» Brief
In the material below, identify each line bearing the word "Take". Reproduce those lines.

» Records for the exercise
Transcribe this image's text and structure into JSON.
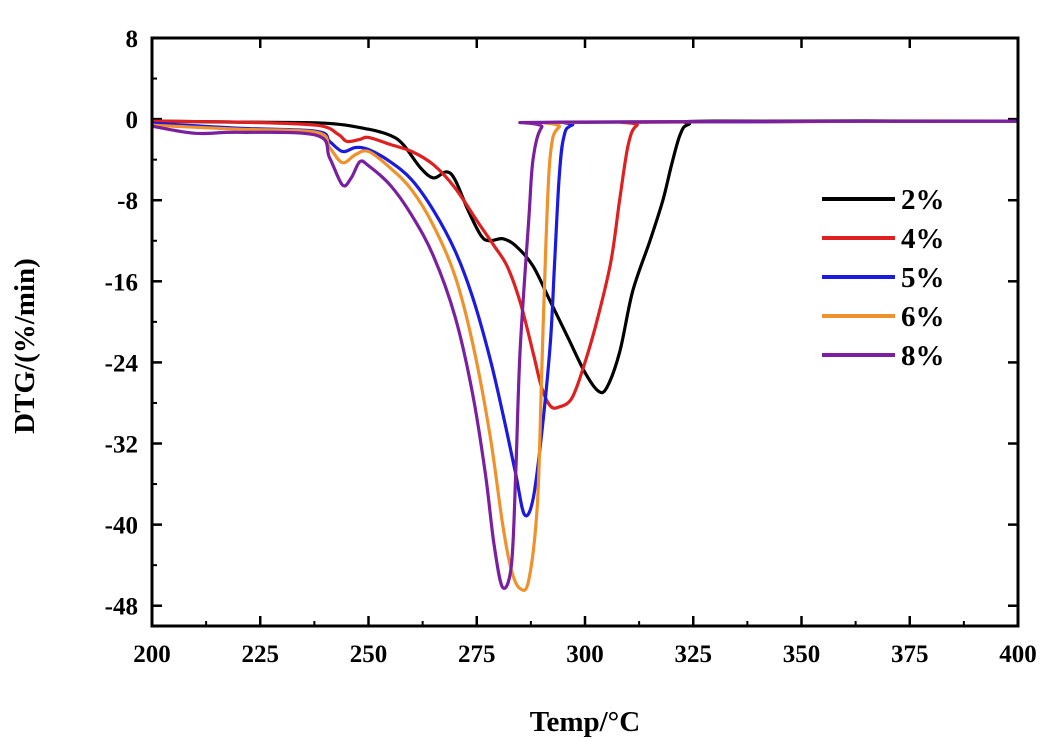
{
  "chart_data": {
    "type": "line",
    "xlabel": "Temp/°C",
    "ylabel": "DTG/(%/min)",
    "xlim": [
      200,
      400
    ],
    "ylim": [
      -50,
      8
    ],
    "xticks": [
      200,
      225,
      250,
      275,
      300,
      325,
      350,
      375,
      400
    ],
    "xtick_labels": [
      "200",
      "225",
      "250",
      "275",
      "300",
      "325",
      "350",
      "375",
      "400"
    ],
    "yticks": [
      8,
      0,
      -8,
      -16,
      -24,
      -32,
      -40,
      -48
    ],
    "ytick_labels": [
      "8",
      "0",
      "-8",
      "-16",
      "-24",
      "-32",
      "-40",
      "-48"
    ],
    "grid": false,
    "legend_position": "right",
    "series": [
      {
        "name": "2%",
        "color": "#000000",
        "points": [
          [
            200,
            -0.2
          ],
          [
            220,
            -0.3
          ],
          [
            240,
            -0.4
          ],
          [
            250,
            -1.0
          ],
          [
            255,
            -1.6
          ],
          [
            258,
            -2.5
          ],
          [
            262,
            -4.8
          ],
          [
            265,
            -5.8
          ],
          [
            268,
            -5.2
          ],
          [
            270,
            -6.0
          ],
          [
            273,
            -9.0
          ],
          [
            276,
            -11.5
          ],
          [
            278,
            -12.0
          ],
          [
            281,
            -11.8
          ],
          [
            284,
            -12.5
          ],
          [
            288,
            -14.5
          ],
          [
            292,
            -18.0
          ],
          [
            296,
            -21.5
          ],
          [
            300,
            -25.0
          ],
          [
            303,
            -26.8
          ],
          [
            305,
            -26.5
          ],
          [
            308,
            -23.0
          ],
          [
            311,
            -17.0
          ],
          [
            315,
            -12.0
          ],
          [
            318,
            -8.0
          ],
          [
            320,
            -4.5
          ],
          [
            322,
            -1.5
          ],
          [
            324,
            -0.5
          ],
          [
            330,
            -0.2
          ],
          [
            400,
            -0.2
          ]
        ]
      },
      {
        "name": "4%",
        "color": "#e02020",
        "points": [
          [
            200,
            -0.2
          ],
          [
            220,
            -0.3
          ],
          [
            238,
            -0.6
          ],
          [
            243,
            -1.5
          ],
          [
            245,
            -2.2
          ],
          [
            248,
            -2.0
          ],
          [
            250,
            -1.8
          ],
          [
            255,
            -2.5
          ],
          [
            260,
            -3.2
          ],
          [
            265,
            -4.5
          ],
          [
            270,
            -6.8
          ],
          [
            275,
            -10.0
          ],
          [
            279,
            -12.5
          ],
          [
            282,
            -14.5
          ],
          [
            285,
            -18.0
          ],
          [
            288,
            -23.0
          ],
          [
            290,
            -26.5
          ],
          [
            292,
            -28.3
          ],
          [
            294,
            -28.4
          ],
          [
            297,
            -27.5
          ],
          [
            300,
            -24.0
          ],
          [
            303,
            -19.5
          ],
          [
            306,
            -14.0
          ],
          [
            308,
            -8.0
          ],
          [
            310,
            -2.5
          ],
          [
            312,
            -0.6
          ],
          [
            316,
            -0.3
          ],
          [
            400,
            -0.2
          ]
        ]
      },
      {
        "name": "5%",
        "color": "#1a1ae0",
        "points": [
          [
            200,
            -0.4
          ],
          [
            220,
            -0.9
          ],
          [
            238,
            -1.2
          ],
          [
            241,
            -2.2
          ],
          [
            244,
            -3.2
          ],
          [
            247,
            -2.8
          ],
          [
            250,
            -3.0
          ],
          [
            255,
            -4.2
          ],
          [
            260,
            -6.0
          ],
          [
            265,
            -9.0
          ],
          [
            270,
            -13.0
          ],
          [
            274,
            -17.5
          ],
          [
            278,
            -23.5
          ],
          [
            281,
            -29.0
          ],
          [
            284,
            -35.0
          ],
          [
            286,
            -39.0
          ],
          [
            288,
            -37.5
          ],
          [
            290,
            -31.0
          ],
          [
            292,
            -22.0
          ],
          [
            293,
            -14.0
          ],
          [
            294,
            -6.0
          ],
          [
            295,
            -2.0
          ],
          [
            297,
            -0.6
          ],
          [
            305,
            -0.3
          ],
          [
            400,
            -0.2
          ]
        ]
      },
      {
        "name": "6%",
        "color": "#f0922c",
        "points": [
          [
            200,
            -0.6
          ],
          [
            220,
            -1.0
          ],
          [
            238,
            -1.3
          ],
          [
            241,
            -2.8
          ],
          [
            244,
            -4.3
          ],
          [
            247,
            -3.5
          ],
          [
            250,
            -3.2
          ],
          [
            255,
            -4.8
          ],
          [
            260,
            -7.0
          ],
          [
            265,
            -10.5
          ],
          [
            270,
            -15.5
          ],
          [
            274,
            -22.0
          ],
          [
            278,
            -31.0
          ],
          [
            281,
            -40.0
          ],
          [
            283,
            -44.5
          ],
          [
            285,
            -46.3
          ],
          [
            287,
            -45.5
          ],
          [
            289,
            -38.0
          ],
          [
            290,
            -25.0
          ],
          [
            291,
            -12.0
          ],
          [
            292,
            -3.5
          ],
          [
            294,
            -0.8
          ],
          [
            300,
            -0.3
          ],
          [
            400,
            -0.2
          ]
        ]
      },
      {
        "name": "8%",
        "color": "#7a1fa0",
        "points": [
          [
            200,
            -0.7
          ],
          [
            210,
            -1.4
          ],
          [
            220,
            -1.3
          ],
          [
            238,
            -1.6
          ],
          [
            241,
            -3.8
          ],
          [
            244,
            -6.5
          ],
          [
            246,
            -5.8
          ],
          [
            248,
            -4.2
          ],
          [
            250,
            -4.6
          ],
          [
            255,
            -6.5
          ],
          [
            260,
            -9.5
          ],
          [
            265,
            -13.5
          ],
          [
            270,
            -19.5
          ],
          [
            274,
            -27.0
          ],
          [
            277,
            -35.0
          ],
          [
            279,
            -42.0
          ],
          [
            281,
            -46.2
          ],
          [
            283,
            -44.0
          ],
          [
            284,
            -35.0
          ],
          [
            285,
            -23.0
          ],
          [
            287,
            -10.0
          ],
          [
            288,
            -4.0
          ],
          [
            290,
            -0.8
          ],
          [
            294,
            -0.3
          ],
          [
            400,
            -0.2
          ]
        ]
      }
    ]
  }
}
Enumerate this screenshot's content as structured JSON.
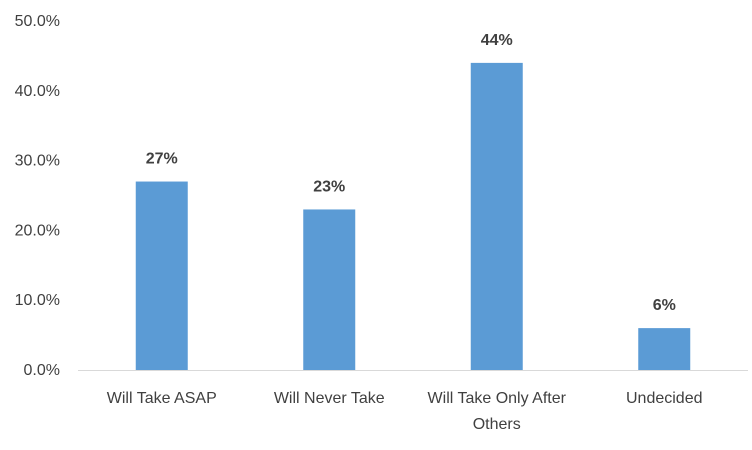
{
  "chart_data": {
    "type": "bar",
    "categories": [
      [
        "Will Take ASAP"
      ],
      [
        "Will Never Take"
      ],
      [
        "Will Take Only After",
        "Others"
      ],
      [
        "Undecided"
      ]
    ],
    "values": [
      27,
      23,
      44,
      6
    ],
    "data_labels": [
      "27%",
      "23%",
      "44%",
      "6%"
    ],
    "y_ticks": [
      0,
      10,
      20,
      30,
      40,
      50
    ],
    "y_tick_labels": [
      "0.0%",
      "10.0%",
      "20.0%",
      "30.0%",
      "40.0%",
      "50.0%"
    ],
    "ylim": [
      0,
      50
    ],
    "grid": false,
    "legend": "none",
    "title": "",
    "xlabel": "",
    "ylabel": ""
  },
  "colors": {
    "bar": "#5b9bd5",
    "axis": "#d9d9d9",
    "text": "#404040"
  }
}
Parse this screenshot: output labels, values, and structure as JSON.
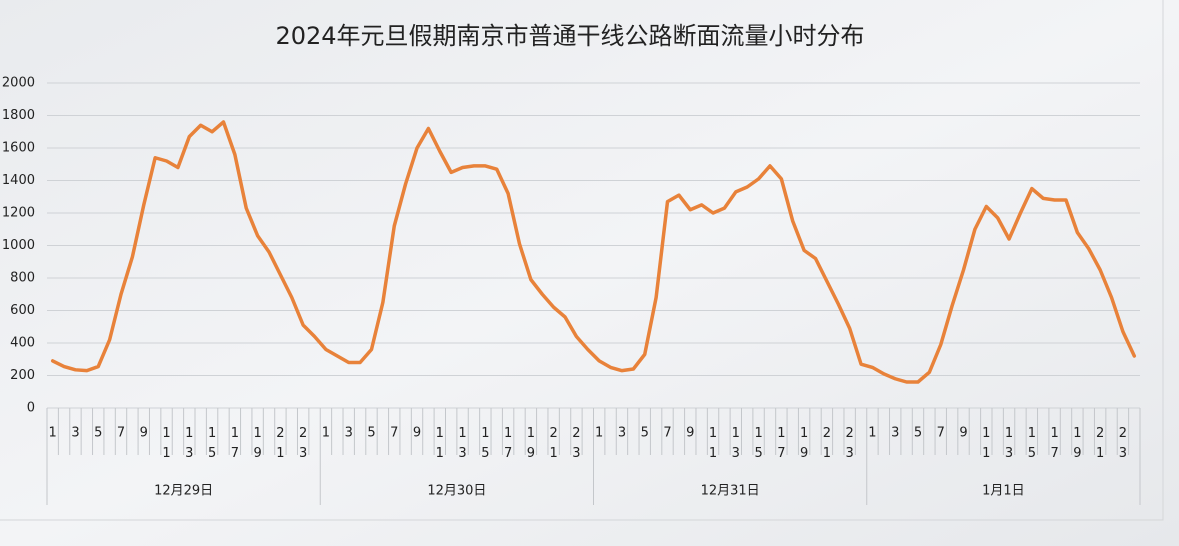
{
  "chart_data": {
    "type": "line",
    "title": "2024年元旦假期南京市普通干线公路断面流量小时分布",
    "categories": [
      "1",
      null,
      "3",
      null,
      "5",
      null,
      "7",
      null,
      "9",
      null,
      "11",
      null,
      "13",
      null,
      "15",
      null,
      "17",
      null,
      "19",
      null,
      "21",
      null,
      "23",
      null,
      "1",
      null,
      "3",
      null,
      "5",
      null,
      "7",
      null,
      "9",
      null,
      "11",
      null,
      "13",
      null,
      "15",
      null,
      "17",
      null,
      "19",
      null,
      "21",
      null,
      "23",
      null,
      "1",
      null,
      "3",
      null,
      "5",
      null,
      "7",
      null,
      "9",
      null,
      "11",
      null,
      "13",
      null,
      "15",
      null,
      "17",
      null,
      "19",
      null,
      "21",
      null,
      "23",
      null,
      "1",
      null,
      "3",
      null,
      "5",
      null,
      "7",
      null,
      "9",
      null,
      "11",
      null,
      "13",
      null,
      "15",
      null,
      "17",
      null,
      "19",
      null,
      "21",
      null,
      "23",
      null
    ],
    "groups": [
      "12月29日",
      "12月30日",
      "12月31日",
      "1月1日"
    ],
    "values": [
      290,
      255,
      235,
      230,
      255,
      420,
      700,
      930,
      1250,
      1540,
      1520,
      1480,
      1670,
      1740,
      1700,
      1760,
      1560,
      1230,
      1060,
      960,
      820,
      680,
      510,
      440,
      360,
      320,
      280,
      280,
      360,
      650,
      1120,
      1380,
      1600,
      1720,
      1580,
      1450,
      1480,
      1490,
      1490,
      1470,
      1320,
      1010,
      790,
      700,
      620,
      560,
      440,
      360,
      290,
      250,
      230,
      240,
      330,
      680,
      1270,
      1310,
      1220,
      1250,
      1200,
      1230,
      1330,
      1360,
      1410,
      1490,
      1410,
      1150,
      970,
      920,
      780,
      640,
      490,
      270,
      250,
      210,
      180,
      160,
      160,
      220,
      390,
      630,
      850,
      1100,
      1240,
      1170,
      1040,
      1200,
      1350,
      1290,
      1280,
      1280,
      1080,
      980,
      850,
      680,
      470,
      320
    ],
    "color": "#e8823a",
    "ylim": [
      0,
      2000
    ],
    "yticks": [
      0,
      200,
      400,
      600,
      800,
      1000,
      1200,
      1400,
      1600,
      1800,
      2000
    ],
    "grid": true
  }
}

» Output of the task
        "Will Take ASAP"
        "Will Never Take"
        "Will Take Only After",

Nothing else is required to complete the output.